• REQUIREMENTS:
Only the number is wanted: count the lines that include the word "JSON".

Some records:
--- Begin ---

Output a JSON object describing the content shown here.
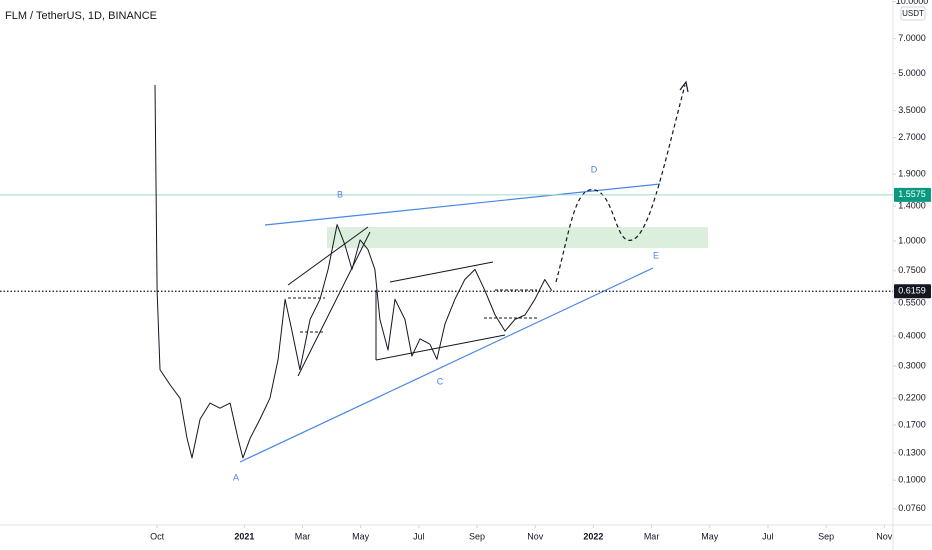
{
  "chart_data": {
    "type": "line",
    "title": "FLM / TetherUS, 1D, BINANCE",
    "currency": "USDT",
    "log_scale": true,
    "color": "#131722",
    "x": [
      -0.07,
      0,
      0.1,
      0.45,
      0.79,
      1.03,
      1.2,
      1.48,
      1.82,
      2.16,
      2.51,
      2.78,
      2.95,
      3.2,
      3.54,
      3.88,
      4.16,
      4.4,
      4.64,
      4.91,
      5.26,
      5.6,
      5.88,
      6.19,
      6.46,
      6.7,
      6.98,
      7.25,
      7.49,
      7.66,
      7.94,
      8.18,
      8.52,
      8.76,
      9.04,
      9.38,
      9.62,
      9.9,
      10.24,
      10.58,
      10.93,
      11.27,
      11.62,
      11.96,
      12.3,
      12.65,
      12.99,
      13.33,
      13.57
    ],
    "values": [
      4.48,
      0.62,
      0.29,
      0.25,
      0.22,
      0.15,
      0.124,
      0.18,
      0.21,
      0.2,
      0.21,
      0.15,
      0.124,
      0.15,
      0.18,
      0.22,
      0.32,
      0.57,
      0.42,
      0.29,
      0.47,
      0.57,
      0.76,
      1.17,
      0.96,
      0.76,
      1.01,
      0.92,
      0.76,
      0.47,
      0.35,
      0.57,
      0.47,
      0.33,
      0.39,
      0.37,
      0.32,
      0.45,
      0.57,
      0.69,
      0.76,
      0.62,
      0.49,
      0.42,
      0.47,
      0.49,
      0.57,
      0.69,
      0.62
    ],
    "xlim": [
      -5.4,
      25.3
    ],
    "ylim": [
      0.065,
      10.15
    ],
    "xticks": [
      {
        "value": 0,
        "label": "Oct"
      },
      {
        "value": 3,
        "label": "2021"
      },
      {
        "value": 5,
        "label": "Mar"
      },
      {
        "value": 7,
        "label": "May"
      },
      {
        "value": 9,
        "label": "Jul"
      },
      {
        "value": 11,
        "label": "Sep"
      },
      {
        "value": 13,
        "label": "Nov"
      },
      {
        "value": 15,
        "label": "2022"
      },
      {
        "value": 17,
        "label": "Mar"
      },
      {
        "value": 19,
        "label": "May"
      },
      {
        "value": 21,
        "label": "Jul"
      },
      {
        "value": 23,
        "label": "Sep"
      },
      {
        "value": 25,
        "label": "Nov"
      }
    ],
    "yticks": [
      {
        "value": 0.076,
        "label": "0.0760"
      },
      {
        "value": 0.1,
        "label": "0.1000"
      },
      {
        "value": 0.13,
        "label": "0.1300"
      },
      {
        "value": 0.17,
        "label": "0.1700"
      },
      {
        "value": 0.22,
        "label": "0.2200"
      },
      {
        "value": 0.3,
        "label": "0.3000"
      },
      {
        "value": 0.4,
        "label": "0.4000"
      },
      {
        "value": 0.55,
        "label": "0.5500"
      },
      {
        "value": 0.75,
        "label": "0.7500"
      },
      {
        "value": 1,
        "label": "1.0000"
      },
      {
        "value": 1.4,
        "label": "1.4000"
      },
      {
        "value": 1.9,
        "label": "1.9000"
      },
      {
        "value": 2.7,
        "label": "2.7000"
      },
      {
        "value": 3.5,
        "label": "3.5000"
      },
      {
        "value": 5,
        "label": "5.0000"
      },
      {
        "value": 7,
        "label": "7.0000"
      },
      {
        "value": 10,
        "label": "10.0000"
      }
    ],
    "horizontal_line": 1.5575,
    "horizontal_line_color": "#089981",
    "last_price": 0.6159,
    "last_price_color": "#131722",
    "wave_labels": [
      "A",
      "B",
      "C",
      "D",
      "E"
    ],
    "annotation_color": "#4a86e8"
  }
}
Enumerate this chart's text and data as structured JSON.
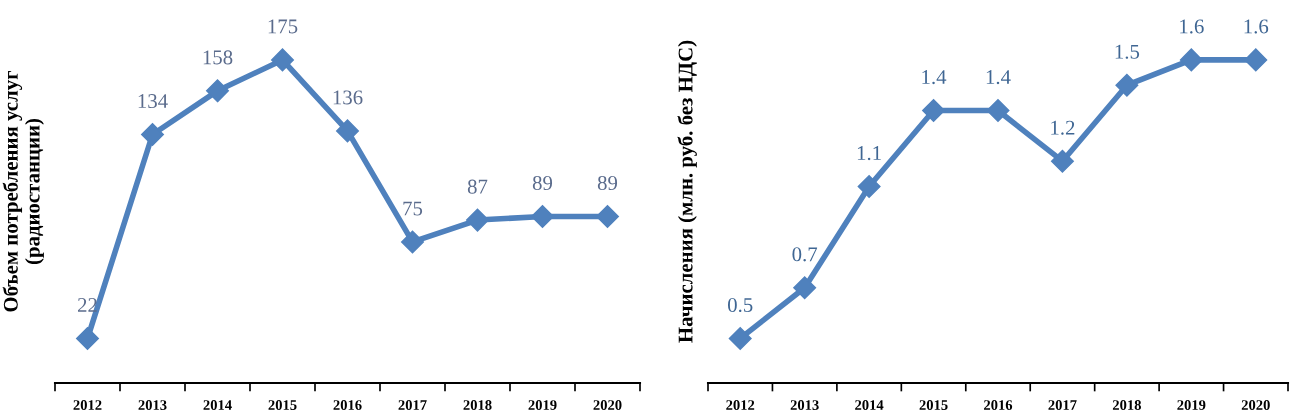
{
  "chart_data": [
    {
      "type": "line",
      "ylabel": "Объем потребления услуг (радиостанции)",
      "categories": [
        "2012",
        "2013",
        "2014",
        "2015",
        "2016",
        "2017",
        "2018",
        "2019",
        "2020"
      ],
      "data_labels": true,
      "marker": "diamond",
      "tick_labels": "x",
      "series": [
        {
          "color": "#4f81bd",
          "values": [
            22,
            134,
            158,
            175,
            136,
            75,
            87,
            89,
            89
          ]
        }
      ]
    },
    {
      "type": "line",
      "ylabel": "Начисления (млн. руб. без НДС)",
      "categories": [
        "2012",
        "2013",
        "2014",
        "2015",
        "2016",
        "2017",
        "2018",
        "2019",
        "2020"
      ],
      "data_labels": true,
      "marker": "diamond",
      "tick_labels": "x",
      "series": [
        {
          "color": "#4f81bd",
          "values": [
            0.5,
            0.7,
            1.1,
            1.4,
            1.4,
            1.2,
            1.5,
            1.6,
            1.6
          ]
        }
      ]
    }
  ]
}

--- End ---

• THE ANSWER:
2